**WHAT IS BEING ASKED**:
Lift every line from the entries that includes the word "down".

— Begin GIVEN RECORDS —

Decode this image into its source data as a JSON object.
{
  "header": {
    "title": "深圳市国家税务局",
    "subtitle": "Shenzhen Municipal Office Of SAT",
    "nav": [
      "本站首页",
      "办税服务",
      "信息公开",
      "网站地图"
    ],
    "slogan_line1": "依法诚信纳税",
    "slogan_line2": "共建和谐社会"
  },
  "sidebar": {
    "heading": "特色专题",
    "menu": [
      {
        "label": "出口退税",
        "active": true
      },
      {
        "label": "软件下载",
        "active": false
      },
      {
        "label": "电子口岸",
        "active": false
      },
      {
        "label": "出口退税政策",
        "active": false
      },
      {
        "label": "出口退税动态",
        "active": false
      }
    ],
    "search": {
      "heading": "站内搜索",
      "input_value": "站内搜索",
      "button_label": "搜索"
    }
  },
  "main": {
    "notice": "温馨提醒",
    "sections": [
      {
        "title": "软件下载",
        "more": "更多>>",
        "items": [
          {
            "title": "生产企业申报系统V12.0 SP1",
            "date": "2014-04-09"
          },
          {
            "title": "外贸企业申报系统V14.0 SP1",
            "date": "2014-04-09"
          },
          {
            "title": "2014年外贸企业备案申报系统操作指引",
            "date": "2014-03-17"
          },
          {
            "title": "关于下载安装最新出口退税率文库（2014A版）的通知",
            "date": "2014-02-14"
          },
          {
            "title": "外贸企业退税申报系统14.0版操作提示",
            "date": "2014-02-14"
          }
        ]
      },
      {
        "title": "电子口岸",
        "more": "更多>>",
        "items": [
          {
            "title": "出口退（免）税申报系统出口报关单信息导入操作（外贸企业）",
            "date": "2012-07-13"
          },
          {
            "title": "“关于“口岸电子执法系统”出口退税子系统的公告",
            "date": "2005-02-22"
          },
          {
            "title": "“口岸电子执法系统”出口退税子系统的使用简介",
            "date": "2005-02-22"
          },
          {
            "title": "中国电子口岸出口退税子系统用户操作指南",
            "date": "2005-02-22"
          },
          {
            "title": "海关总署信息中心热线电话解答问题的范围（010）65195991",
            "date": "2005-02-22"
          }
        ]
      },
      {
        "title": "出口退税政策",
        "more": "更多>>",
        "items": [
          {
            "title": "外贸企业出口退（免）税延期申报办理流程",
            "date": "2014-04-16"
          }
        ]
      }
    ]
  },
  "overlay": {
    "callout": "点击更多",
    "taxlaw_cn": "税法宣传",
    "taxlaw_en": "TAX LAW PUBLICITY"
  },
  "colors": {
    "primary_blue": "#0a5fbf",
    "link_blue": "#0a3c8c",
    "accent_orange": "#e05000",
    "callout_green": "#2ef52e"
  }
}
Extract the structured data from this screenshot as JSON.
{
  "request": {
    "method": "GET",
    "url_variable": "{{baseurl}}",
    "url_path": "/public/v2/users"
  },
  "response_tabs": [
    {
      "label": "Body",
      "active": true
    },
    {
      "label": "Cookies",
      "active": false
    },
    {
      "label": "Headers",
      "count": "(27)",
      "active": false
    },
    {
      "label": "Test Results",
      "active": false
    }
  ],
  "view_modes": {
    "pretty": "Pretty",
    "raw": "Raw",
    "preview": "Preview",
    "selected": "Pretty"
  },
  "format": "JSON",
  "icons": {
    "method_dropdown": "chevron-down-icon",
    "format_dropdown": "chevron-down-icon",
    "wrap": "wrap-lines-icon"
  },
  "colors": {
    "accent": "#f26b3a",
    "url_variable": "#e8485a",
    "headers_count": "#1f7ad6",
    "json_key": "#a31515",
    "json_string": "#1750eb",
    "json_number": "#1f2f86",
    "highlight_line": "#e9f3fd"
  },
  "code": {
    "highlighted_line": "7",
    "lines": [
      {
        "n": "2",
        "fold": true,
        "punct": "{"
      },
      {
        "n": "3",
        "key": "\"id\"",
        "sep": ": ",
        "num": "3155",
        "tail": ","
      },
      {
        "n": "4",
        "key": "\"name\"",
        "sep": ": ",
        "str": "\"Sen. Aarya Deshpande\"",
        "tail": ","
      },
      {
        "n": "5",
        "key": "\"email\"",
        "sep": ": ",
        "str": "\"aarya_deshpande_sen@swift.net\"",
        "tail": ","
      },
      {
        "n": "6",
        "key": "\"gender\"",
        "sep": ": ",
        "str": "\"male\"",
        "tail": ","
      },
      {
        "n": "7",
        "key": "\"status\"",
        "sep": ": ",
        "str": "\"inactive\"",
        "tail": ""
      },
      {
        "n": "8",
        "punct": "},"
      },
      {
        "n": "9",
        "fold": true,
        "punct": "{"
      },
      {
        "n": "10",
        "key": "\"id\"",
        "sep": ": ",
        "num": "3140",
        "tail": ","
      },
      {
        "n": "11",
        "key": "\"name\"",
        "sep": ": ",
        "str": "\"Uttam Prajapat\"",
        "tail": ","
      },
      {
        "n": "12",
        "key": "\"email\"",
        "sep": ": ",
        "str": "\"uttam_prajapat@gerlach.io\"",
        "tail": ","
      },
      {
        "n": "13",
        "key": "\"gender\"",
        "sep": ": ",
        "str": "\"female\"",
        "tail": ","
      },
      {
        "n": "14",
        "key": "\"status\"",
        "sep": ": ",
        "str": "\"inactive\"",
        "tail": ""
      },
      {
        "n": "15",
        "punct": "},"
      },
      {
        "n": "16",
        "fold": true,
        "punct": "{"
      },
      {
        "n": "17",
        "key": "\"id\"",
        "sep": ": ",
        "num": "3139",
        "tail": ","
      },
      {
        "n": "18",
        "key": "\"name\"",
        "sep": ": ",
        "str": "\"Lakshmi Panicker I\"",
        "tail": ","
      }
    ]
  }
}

— End GIVEN RECORDS —

**RESPONSE TO THE TASK**:
    "method_dropdown": "chevron-down-icon",
    "format_dropdown": "chevron-down-icon",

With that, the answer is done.